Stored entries
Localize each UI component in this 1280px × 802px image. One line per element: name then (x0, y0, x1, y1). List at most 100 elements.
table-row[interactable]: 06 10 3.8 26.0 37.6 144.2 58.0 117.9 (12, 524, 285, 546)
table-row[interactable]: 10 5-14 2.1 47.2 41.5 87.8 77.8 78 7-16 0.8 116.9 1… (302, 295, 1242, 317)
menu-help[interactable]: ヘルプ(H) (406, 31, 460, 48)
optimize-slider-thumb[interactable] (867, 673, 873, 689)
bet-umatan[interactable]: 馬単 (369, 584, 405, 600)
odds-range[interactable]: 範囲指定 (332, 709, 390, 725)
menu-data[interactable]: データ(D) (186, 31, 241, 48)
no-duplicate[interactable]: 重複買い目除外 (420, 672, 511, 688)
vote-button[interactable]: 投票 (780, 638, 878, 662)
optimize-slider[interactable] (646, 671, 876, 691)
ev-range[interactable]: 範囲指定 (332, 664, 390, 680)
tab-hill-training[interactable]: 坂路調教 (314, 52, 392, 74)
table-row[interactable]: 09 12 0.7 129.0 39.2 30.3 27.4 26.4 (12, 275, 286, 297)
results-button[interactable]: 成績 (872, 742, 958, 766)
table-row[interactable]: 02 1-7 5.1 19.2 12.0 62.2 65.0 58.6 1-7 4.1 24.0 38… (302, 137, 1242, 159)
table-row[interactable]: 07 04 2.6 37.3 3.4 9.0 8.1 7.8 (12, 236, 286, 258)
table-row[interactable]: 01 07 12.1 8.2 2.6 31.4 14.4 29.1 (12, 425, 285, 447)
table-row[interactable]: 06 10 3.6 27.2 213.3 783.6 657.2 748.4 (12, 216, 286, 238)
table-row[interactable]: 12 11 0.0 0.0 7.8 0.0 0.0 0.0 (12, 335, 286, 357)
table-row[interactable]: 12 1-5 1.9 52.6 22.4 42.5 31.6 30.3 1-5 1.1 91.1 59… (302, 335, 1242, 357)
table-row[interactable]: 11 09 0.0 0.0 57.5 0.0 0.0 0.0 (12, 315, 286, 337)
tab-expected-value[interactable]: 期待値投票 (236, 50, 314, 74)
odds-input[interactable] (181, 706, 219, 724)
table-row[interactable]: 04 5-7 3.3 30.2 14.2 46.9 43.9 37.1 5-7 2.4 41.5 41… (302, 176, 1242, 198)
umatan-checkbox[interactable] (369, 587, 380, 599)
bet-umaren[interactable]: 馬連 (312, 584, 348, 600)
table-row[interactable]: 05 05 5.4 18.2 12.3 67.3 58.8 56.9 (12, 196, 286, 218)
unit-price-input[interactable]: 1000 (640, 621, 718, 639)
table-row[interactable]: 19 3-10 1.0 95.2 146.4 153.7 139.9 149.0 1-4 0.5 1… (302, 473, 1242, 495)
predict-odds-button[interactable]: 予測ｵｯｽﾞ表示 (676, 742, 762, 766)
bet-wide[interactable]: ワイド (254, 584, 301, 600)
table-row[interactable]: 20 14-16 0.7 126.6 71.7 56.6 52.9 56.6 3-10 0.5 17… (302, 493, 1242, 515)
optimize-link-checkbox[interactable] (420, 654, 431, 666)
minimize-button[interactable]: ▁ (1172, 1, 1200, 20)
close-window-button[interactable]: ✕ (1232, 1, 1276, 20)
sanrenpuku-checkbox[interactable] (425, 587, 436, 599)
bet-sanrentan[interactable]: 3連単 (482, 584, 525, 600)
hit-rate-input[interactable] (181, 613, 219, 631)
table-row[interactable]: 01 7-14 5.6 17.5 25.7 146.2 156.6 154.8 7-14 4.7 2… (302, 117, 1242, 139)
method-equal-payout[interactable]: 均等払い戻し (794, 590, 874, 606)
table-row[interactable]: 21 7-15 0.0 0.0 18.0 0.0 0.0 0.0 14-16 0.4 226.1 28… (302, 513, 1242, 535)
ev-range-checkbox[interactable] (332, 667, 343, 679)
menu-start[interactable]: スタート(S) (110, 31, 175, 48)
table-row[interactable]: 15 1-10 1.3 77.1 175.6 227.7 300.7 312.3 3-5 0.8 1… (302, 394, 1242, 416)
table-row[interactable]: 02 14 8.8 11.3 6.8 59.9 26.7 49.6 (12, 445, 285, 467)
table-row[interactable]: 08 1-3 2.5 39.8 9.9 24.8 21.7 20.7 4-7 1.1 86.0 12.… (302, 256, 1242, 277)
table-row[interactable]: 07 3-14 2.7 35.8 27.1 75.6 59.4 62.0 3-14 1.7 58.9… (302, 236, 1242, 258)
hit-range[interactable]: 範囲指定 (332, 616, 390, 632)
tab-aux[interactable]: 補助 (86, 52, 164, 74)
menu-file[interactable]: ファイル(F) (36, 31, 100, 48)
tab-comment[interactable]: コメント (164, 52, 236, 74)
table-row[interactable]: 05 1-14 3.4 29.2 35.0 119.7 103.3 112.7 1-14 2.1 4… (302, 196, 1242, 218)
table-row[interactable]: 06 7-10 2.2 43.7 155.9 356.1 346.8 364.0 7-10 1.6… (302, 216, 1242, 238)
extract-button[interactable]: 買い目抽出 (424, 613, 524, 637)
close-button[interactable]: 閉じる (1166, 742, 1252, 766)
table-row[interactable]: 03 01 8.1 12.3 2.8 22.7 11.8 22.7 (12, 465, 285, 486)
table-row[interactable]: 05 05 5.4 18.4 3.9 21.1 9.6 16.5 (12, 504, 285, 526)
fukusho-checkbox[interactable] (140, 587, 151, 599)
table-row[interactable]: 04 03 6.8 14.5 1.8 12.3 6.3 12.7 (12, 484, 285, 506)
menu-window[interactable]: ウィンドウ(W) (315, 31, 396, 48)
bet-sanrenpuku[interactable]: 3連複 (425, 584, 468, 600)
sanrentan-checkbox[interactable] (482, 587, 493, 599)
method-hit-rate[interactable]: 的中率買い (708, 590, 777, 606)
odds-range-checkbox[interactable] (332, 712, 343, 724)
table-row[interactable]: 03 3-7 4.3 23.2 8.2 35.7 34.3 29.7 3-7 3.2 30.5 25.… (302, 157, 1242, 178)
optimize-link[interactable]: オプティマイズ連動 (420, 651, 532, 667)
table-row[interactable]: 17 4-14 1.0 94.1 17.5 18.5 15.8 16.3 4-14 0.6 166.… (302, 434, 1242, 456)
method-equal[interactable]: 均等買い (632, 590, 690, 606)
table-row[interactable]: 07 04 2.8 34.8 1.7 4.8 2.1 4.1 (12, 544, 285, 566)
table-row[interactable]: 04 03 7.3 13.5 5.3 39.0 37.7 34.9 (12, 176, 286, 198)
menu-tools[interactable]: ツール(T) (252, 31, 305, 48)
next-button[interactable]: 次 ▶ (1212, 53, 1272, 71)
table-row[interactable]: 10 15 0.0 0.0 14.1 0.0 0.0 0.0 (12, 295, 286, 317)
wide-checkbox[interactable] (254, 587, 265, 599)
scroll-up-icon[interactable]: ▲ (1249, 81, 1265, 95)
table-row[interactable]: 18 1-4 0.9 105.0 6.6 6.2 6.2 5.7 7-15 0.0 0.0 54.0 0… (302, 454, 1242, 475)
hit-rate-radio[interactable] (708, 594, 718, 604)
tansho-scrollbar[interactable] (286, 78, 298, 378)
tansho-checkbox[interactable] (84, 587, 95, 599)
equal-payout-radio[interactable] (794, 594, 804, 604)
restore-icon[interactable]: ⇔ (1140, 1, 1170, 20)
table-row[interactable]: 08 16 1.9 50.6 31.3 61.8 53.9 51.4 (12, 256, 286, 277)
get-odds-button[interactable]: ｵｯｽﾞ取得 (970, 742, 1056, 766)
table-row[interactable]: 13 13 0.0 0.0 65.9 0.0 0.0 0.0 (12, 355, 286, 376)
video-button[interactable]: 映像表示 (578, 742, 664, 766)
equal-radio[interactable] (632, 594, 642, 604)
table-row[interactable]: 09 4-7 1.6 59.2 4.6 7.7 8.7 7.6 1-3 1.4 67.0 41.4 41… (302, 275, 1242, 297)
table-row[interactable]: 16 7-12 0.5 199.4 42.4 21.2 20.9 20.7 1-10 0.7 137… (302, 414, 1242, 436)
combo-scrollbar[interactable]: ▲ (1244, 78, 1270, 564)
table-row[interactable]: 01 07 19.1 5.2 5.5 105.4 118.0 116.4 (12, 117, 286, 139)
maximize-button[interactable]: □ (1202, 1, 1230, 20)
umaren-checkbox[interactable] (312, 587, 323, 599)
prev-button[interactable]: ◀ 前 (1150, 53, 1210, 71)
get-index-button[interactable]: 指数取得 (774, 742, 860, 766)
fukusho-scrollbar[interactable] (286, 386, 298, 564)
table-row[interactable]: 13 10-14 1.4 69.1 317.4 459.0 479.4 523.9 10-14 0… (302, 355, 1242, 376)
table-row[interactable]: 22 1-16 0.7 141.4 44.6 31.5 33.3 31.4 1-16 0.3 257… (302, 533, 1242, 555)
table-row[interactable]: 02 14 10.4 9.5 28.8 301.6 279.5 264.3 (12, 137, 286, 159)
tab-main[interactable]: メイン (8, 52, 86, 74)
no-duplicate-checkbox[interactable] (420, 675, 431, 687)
==
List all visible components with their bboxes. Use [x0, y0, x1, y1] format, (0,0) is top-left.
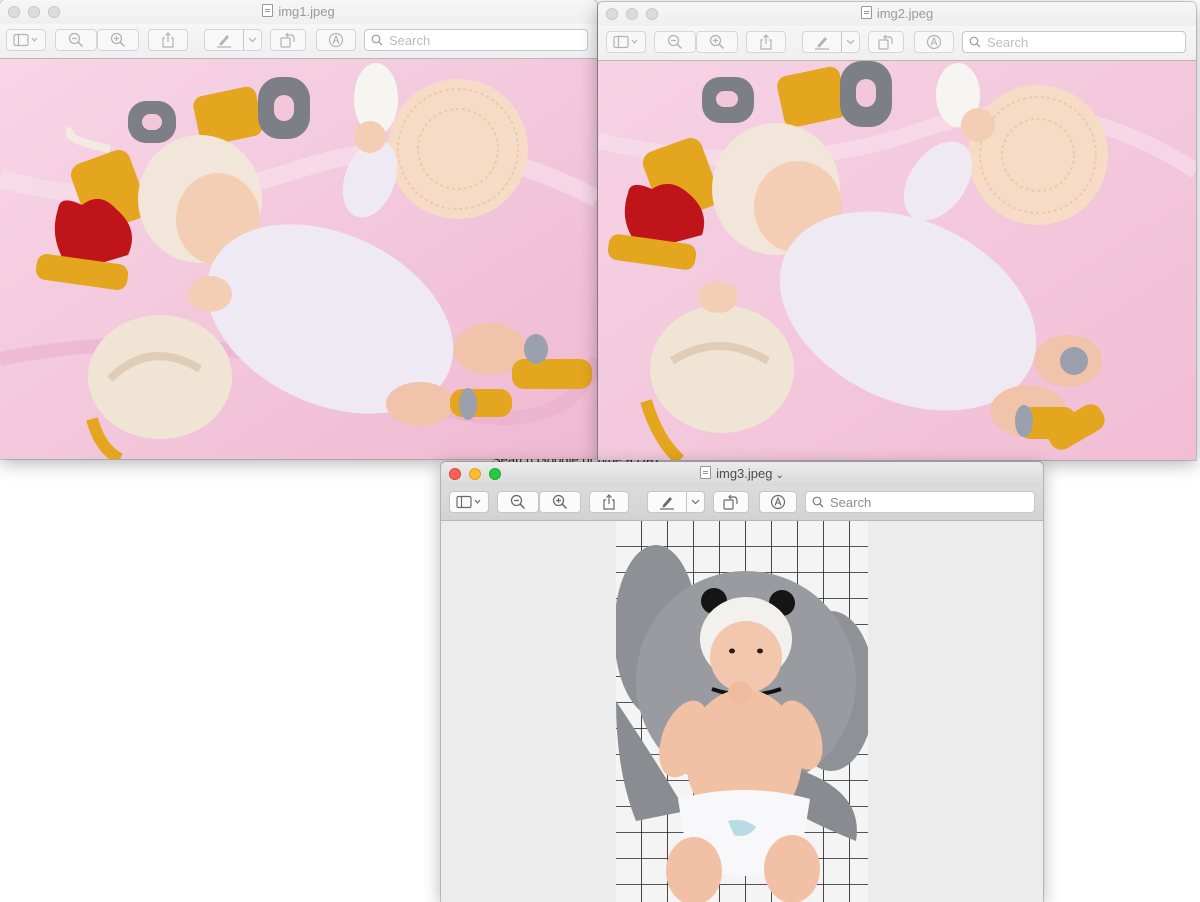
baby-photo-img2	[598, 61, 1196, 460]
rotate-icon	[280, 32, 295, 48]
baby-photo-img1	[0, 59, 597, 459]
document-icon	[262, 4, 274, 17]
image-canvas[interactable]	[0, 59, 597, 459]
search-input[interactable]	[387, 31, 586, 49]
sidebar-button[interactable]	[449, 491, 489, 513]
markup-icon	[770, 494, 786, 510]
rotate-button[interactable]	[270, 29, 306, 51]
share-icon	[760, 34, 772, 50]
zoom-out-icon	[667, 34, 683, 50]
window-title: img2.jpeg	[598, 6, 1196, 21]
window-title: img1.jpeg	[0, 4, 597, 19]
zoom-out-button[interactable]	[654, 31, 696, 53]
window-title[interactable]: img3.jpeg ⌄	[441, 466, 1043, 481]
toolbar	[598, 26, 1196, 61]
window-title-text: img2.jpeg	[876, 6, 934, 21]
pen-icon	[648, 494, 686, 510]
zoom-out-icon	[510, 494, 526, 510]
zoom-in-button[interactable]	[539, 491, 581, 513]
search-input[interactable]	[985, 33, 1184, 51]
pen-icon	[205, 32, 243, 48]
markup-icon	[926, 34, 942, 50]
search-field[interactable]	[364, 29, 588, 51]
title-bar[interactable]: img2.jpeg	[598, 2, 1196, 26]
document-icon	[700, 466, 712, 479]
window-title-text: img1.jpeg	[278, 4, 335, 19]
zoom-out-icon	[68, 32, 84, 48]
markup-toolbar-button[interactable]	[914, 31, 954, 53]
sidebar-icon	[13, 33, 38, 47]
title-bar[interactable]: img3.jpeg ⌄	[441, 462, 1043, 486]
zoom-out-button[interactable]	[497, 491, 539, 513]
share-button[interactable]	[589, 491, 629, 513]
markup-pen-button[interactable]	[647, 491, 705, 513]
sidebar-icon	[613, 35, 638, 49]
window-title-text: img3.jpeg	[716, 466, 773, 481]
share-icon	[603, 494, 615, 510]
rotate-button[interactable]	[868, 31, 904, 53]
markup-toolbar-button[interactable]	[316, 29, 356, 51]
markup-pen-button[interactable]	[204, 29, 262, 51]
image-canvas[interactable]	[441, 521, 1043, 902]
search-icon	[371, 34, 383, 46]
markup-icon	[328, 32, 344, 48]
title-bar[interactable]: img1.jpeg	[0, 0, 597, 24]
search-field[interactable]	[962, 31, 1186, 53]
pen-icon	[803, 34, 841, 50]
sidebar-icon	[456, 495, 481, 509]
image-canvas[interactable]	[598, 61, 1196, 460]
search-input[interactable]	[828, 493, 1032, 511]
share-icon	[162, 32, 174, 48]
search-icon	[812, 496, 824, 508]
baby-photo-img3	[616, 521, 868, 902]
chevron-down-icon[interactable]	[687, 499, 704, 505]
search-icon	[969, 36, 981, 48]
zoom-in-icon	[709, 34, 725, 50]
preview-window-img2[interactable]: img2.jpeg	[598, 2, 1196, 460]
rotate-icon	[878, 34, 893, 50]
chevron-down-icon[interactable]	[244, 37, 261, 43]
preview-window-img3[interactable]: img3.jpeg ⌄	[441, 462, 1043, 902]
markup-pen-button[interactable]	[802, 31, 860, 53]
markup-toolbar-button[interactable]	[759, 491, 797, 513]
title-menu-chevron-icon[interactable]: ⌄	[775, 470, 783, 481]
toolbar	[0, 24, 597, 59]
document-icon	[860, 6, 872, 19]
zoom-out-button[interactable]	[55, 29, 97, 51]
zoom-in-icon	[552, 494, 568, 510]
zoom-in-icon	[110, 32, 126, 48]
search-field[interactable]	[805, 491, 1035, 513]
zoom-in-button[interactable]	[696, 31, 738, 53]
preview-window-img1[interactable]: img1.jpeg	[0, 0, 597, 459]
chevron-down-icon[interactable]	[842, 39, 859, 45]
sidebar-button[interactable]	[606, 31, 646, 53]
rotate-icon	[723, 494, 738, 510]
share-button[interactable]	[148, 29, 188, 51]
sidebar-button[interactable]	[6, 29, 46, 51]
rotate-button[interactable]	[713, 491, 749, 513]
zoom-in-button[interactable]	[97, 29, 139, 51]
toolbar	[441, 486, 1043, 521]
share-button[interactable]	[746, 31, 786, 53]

Given exercise
Report how many lines in the stored entries contain the string "zoom", counting only matches with the same letter case.

Exercise result
12